----- Material supplied -----

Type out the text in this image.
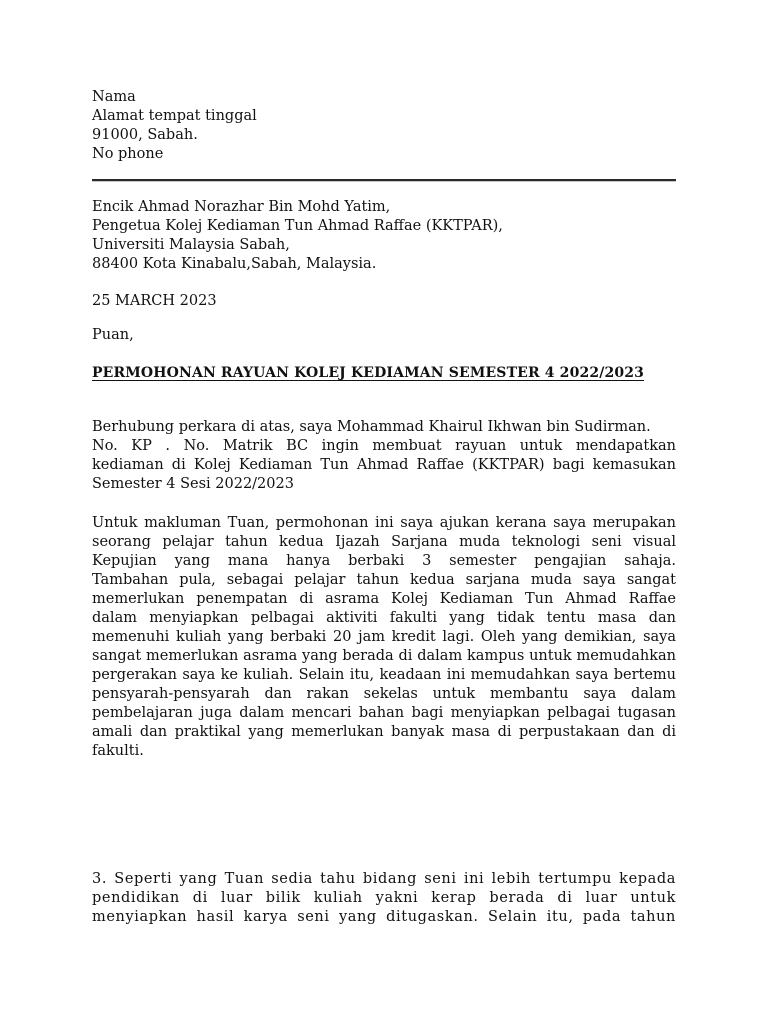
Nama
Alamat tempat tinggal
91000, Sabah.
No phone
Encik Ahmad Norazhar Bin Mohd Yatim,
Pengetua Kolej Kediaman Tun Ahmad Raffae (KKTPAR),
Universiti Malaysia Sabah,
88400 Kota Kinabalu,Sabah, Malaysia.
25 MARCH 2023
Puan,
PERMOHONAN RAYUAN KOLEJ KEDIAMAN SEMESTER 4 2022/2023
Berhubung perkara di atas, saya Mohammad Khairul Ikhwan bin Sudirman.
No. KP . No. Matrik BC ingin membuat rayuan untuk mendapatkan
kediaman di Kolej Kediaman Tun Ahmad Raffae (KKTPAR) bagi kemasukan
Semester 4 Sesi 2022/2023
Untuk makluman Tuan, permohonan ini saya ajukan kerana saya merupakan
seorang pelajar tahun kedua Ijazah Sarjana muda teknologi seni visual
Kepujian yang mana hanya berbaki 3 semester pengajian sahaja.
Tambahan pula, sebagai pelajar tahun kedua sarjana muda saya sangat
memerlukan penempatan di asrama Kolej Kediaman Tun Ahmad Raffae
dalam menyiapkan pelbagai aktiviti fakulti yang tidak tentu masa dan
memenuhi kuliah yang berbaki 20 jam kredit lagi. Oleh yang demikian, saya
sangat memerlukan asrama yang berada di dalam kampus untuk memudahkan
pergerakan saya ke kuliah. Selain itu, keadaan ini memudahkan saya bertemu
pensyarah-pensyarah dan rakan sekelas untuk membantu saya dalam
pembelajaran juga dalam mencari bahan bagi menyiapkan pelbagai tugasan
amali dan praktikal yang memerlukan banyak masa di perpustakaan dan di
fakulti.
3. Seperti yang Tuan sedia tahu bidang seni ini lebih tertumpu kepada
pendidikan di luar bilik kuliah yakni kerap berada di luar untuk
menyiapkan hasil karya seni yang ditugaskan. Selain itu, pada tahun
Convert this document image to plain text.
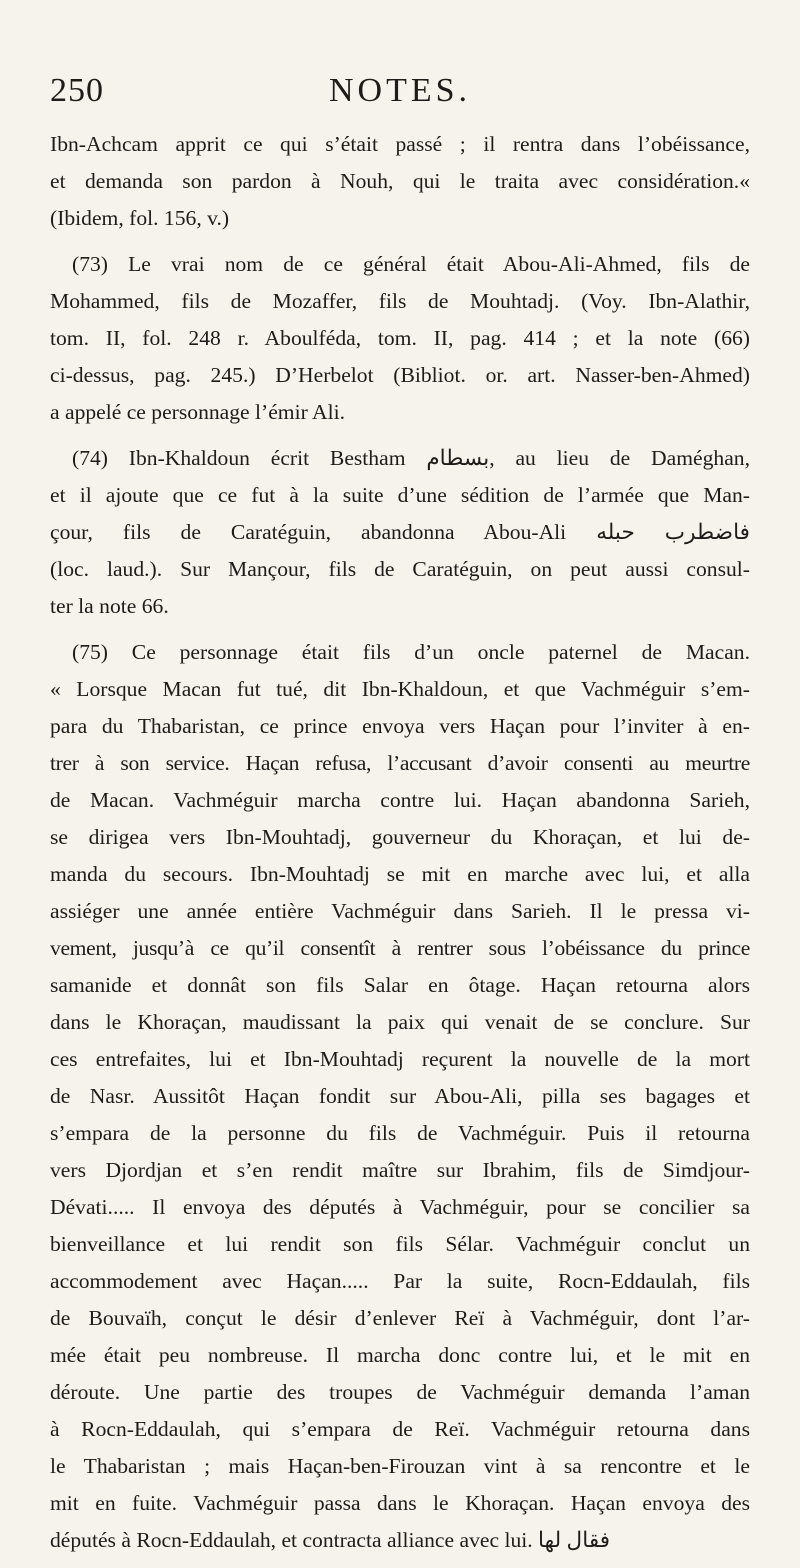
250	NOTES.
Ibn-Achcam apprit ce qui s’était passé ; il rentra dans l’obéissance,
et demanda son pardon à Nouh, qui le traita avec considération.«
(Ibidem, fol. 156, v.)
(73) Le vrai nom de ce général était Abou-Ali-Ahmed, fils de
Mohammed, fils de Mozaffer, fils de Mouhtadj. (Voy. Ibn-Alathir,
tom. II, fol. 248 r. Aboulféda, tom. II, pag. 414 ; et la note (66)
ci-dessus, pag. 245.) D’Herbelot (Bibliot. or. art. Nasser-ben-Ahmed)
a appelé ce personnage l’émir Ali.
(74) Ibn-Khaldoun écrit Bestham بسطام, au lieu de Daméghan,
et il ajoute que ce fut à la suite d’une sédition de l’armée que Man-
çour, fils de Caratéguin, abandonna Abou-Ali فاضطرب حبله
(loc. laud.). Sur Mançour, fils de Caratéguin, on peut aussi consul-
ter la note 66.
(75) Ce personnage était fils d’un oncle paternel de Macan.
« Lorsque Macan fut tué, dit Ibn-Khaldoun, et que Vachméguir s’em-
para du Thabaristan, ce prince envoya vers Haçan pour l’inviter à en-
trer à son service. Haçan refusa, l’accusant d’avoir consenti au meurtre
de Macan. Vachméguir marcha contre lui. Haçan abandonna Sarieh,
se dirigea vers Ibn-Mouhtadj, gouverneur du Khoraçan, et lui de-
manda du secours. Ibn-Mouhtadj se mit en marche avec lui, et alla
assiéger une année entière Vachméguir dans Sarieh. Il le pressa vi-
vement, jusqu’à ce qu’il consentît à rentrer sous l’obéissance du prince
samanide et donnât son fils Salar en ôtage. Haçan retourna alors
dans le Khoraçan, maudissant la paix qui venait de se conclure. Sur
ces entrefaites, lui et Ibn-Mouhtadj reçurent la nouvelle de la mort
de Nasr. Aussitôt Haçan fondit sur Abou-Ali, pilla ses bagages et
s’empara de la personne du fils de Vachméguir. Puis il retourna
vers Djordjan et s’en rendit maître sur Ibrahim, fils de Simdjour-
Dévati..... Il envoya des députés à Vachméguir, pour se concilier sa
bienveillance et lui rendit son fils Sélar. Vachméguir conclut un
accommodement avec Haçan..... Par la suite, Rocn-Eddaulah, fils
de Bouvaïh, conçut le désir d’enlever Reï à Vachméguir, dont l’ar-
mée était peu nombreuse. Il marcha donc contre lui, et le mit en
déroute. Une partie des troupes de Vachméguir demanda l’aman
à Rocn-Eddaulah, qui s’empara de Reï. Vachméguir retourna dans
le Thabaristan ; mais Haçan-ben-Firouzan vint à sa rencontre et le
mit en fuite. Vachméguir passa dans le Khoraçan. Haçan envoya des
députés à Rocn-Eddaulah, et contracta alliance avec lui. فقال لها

-----
----- Material supplied -----

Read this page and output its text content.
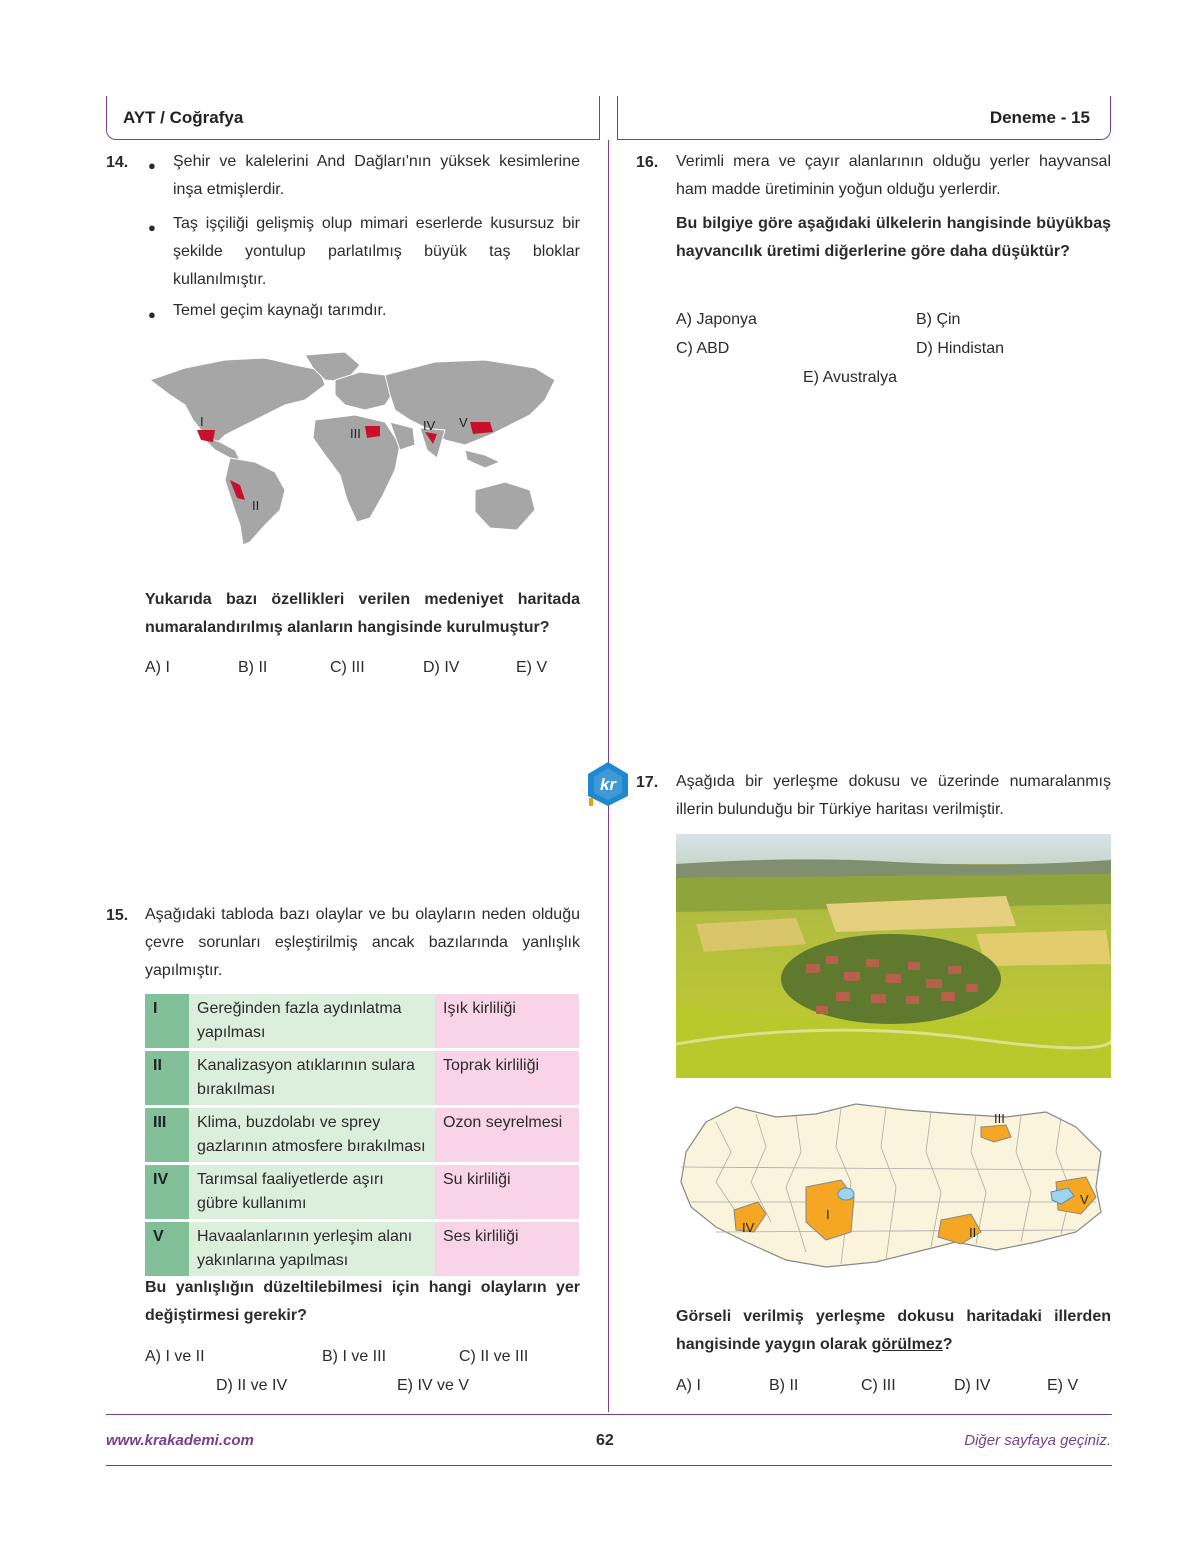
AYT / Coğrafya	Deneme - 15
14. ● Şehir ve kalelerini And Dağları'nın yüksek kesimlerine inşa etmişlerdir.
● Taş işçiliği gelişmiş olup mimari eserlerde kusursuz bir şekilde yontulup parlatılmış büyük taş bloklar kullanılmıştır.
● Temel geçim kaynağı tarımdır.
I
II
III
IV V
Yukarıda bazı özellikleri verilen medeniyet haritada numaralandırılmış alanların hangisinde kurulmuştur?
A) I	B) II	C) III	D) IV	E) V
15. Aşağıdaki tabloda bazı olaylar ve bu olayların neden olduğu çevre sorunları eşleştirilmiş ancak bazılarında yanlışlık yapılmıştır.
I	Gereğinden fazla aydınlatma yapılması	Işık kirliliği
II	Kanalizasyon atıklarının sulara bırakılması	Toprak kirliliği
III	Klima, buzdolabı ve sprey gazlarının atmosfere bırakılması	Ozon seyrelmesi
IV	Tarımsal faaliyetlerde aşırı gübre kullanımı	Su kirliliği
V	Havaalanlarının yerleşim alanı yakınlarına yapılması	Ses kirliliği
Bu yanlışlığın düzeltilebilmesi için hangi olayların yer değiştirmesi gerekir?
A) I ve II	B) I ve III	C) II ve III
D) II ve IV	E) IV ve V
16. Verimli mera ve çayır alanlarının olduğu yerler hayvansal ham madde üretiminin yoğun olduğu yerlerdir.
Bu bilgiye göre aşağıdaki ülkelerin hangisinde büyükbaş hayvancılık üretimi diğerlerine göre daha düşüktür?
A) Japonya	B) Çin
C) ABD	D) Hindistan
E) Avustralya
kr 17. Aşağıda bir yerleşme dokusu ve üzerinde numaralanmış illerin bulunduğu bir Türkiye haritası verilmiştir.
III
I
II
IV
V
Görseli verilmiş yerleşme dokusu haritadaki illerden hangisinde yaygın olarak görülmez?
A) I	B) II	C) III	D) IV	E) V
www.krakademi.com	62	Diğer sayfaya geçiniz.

-----
----- Material supplied -----

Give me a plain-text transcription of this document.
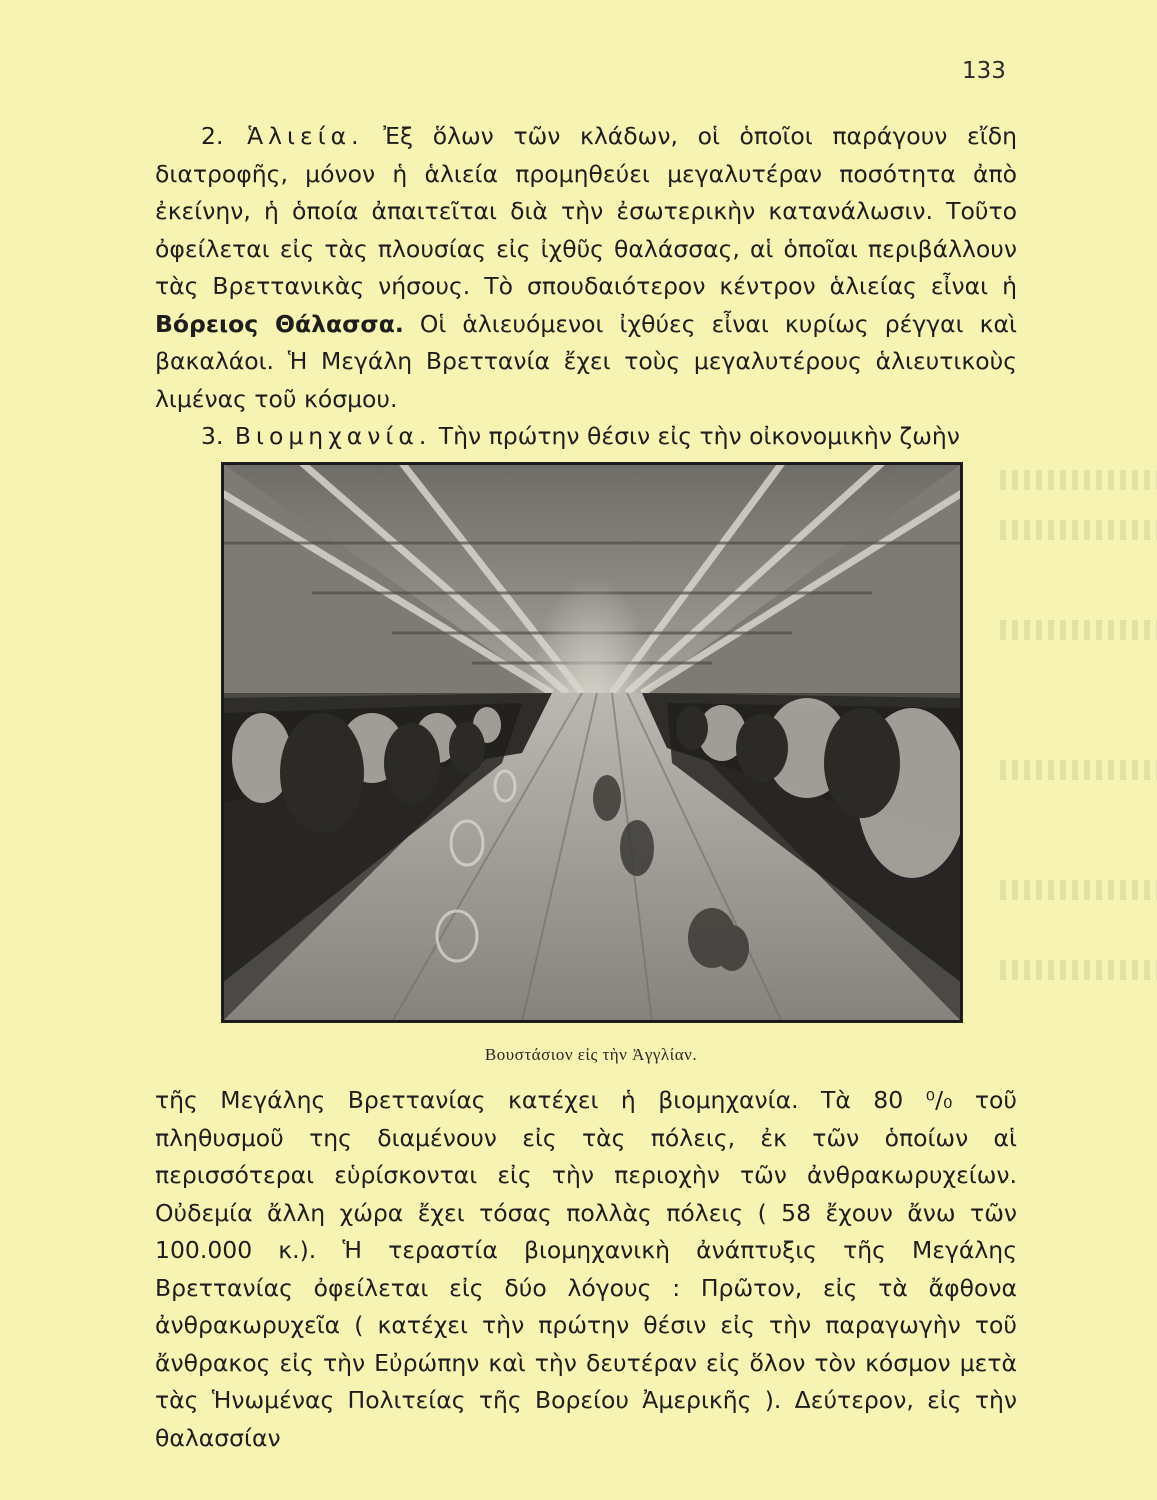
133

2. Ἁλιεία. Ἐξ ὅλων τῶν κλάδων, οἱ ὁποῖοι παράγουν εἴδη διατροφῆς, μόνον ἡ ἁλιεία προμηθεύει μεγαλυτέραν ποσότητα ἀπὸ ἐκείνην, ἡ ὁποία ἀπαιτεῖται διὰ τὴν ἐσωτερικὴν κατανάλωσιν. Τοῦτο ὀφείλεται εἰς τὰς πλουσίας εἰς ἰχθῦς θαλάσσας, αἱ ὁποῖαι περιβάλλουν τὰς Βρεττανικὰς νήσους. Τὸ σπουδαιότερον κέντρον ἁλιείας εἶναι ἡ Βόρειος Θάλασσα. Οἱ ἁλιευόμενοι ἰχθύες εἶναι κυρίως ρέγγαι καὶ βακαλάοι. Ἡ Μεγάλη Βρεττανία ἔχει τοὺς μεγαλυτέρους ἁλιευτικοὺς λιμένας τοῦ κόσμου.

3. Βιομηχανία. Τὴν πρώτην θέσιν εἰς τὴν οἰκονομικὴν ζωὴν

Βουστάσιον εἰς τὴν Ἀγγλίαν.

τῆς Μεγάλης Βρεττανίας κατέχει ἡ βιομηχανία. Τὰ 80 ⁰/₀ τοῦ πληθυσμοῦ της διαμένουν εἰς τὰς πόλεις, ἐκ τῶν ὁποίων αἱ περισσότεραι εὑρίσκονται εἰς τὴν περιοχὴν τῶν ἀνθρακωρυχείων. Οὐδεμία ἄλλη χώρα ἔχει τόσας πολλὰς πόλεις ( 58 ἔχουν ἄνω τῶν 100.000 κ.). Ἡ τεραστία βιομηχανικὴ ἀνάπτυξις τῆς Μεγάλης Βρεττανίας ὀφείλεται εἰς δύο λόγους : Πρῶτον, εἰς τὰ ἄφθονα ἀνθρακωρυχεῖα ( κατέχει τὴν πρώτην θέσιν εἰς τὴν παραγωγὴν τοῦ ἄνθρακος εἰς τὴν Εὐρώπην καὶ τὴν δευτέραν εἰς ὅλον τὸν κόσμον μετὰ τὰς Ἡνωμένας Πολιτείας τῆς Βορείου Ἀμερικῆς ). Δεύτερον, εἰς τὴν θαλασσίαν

-----

▶ Written instruction
Gather from the data above every line with the string "Ahmed".

▶ Result of the task
(73) Le vrai nom de ce général était Abou-Ali-Ahmed, fils de
ci-dessus, pag. 245.) D’Herbelot (Bibliot. or. art. Nasser-ben-Ahmed)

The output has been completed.